◆ **Your goal**:
Reproduce each line exactly.

==== Record list ====

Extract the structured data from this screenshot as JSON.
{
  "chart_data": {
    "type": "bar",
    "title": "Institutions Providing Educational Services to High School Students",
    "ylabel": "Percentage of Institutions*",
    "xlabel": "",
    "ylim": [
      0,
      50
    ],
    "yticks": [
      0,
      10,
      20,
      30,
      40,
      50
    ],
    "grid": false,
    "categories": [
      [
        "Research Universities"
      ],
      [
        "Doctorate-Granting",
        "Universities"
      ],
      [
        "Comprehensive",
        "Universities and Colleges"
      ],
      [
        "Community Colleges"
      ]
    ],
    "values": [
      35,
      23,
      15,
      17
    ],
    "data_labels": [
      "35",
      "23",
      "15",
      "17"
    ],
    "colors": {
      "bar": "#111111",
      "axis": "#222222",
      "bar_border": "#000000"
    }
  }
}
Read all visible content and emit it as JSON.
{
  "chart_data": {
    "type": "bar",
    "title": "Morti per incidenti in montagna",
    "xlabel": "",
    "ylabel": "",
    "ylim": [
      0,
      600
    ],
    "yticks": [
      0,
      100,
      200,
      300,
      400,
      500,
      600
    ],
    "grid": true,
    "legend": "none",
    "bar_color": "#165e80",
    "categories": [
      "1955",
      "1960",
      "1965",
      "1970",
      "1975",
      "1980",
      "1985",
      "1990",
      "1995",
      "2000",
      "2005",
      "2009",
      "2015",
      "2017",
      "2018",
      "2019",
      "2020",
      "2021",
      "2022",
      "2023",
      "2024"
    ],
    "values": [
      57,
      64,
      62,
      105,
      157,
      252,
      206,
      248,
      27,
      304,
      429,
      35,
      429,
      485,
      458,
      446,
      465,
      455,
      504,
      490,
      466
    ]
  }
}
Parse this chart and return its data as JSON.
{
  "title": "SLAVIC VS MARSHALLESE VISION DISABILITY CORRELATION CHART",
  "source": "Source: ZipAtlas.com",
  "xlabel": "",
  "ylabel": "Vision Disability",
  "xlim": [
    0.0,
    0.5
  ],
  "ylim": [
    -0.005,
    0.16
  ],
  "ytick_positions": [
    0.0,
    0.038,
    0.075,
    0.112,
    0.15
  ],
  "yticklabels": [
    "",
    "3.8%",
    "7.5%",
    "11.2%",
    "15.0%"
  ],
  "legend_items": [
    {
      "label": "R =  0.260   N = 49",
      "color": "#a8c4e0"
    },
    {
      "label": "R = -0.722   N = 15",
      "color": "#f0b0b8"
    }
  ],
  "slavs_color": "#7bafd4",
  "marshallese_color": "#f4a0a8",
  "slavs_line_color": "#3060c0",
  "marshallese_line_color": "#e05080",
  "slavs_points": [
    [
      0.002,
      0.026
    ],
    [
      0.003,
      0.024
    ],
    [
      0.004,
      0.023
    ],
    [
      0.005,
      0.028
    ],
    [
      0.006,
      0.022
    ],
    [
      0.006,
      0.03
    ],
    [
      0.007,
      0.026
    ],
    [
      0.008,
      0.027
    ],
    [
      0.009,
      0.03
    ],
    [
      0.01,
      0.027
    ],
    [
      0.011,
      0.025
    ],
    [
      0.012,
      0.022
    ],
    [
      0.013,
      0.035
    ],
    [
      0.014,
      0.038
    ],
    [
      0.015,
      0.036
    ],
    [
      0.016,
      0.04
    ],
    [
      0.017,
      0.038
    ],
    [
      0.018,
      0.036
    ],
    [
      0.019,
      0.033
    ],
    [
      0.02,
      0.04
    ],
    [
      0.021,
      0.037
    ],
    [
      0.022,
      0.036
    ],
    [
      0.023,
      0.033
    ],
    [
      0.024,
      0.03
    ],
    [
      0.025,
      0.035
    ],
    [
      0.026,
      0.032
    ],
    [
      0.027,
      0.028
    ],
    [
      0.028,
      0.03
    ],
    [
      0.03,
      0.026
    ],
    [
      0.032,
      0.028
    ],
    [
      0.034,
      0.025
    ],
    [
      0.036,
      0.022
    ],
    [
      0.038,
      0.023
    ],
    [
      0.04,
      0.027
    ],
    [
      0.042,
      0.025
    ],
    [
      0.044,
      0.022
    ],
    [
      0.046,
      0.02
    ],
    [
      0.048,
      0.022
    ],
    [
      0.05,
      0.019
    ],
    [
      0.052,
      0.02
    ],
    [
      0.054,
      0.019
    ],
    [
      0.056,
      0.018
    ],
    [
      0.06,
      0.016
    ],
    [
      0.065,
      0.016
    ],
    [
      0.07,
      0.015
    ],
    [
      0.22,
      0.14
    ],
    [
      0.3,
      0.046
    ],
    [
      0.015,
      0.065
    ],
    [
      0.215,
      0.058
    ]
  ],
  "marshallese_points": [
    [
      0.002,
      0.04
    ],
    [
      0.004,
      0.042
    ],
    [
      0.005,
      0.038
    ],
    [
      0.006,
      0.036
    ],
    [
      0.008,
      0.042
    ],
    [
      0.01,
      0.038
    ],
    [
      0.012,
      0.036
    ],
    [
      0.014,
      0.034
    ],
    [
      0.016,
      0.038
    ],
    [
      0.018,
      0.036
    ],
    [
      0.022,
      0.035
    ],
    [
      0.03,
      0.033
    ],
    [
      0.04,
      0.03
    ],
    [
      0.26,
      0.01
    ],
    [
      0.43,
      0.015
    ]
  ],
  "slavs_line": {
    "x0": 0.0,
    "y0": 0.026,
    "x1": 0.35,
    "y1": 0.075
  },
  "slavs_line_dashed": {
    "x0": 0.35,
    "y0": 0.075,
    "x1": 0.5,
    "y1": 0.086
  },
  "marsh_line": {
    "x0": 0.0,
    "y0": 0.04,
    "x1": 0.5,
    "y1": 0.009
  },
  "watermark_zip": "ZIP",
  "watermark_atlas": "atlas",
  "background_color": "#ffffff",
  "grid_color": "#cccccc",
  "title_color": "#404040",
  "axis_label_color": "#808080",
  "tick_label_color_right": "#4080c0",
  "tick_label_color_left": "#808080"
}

====

◆ **Final result**:
Extract the structured data from this screenshot as JSON.
{
  "chart_data": {
    "type": "bar",
    "title": "Institutions Providing Educational Services to High School Students",
    "ylabel": "Percentage of Institutions*",
    "xlabel": "",
    "ylim": [
      0,
      50
    ],
    "yticks": [
      0,
      10,
      20,
      30,
      40,
      50
    ],
    "grid": false,
    "categories": [
      [
        "Research Universities"
      ],
      [
        "Doctorate-Granting",
        "Universities"
      ],
      [
        "Comprehensive",
        "Universities and Colleges"
      ],
      [
        "Community Colleges"
      ]
    ],
    "values": [
      35,
      23,
      15,
      17
    ],
    "data_labels": [
      "35",
      "23",
      "15",
      "17"
    ],
    "colors": {
      "bar": "#111111",
      "axis": "#222222",
      "bar_border": "#000000"
    }
  }
}
Read all visible content and emit it as JSON.
{
  "chart_data": {
    "type": "bar",
    "title": "Morti per incidenti in montagna",
    "xlabel": "",
    "ylabel": "",
    "ylim": [
      0,
      600
    ],
    "yticks": [
      0,
      100,
      200,
      300,
      400,
      500,
      600
    ],
    "grid": true,
    "legend": "none",
    "bar_color": "#165e80",
    "categories": [
      "1955",
      "1960",
      "1965",
      "1970",
      "1975",
      "1980",
      "1985",
      "1990",
      "1995",
      "2000",
      "2005",
      "2009",
      "2015",
      "2017",
      "2018",
      "2019",
      "2020",
      "2021",
      "2022",
      "2023",
      "2024"
    ],
    "values": [
      57,
      64,
      62,
      105,
      157,
      252,
      206,
      248,
      27,
      304,
      429,
      35,
      429,
      485,
      458,
      446,
      465,
      455,
      504,
      490,
      466
    ]
  }
}
Parse this chart and return its data as JSON.
{
  "title": "SLAVIC VS MARSHALLESE VISION DISABILITY CORRELATION CHART",
  "source": "Source: ZipAtlas.com",
  "xlabel": "",
  "ylabel": "Vision Disability",
  "xlim": [
    0.0,
    0.5
  ],
  "ylim": [
    -0.005,
    0.16
  ],
  "ytick_positions": [
    0.0,
    0.038,
    0.075,
    0.112,
    0.15
  ],
  "yticklabels": [
    "",
    "3.8%",
    "7.5%",
    "11.2%",
    "15.0%"
  ],
  "legend_items": [
    {
      "label": "R =  0.260   N = 49",
      "color": "#a8c4e0"
    },
    {
      "label": "R = -0.722   N = 15",
      "color": "#f0b0b8"
    }
  ],
  "slavs_color": "#7bafd4",
  "marshallese_color": "#f4a0a8",
  "slavs_line_color": "#3060c0",
  "marshallese_line_color": "#e05080",
  "slavs_points": [
    [
      0.002,
      0.026
    ],
    [
      0.003,
      0.024
    ],
    [
      0.004,
      0.023
    ],
    [
      0.005,
      0.028
    ],
    [
      0.006,
      0.022
    ],
    [
      0.006,
      0.03
    ],
    [
      0.007,
      0.026
    ],
    [
      0.008,
      0.027
    ],
    [
      0.009,
      0.03
    ],
    [
      0.01,
      0.027
    ],
    [
      0.011,
      0.025
    ],
    [
      0.012,
      0.022
    ],
    [
      0.013,
      0.035
    ],
    [
      0.014,
      0.038
    ],
    [
      0.015,
      0.036
    ],
    [
      0.016,
      0.04
    ],
    [
      0.017,
      0.038
    ],
    [
      0.018,
      0.036
    ],
    [
      0.019,
      0.033
    ],
    [
      0.02,
      0.04
    ],
    [
      0.021,
      0.037
    ],
    [
      0.022,
      0.036
    ],
    [
      0.023,
      0.033
    ],
    [
      0.024,
      0.03
    ],
    [
      0.025,
      0.035
    ],
    [
      0.026,
      0.032
    ],
    [
      0.027,
      0.028
    ],
    [
      0.028,
      0.03
    ],
    [
      0.03,
      0.026
    ],
    [
      0.032,
      0.028
    ],
    [
      0.034,
      0.025
    ],
    [
      0.036,
      0.022
    ],
    [
      0.038,
      0.023
    ],
    [
      0.04,
      0.027
    ],
    [
      0.042,
      0.025
    ],
    [
      0.044,
      0.022
    ],
    [
      0.046,
      0.02
    ],
    [
      0.048,
      0.022
    ],
    [
      0.05,
      0.019
    ],
    [
      0.052,
      0.02
    ],
    [
      0.054,
      0.019
    ],
    [
      0.056,
      0.018
    ],
    [
      0.06,
      0.016
    ],
    [
      0.065,
      0.016
    ],
    [
      0.07,
      0.015
    ],
    [
      0.22,
      0.14
    ],
    [
      0.3,
      0.046
    ],
    [
      0.015,
      0.065
    ],
    [
      0.215,
      0.058
    ]
  ],
  "marshallese_points": [
    [
      0.002,
      0.04
    ],
    [
      0.004,
      0.042
    ],
    [
      0.005,
      0.038
    ],
    [
      0.006,
      0.036
    ],
    [
      0.008,
      0.042
    ],
    [
      0.01,
      0.038
    ],
    [
      0.012,
      0.036
    ],
    [
      0.014,
      0.034
    ],
    [
      0.016,
      0.038
    ],
    [
      0.018,
      0.036
    ],
    [
      0.022,
      0.035
    ],
    [
      0.03,
      0.033
    ],
    [
      0.04,
      0.03
    ],
    [
      0.26,
      0.01
    ],
    [
      0.43,
      0.015
    ]
  ],
  "slavs_line": {
    "x0": 0.0,
    "y0": 0.026,
    "x1": 0.35,
    "y1": 0.075
  },
  "slavs_line_dashed": {
    "x0": 0.35,
    "y0": 0.075,
    "x1": 0.5,
    "y1": 0.086
  },
  "marsh_line": {
    "x0": 0.0,
    "y0": 0.04,
    "x1": 0.5,
    "y1": 0.009
  },
  "watermark_zip": "ZIP",
  "watermark_atlas": "atlas",
  "background_color": "#ffffff",
  "grid_color": "#cccccc",
  "title_color": "#404040",
  "axis_label_color": "#808080",
  "tick_label_color_right": "#4080c0",
  "tick_label_color_left": "#808080"
}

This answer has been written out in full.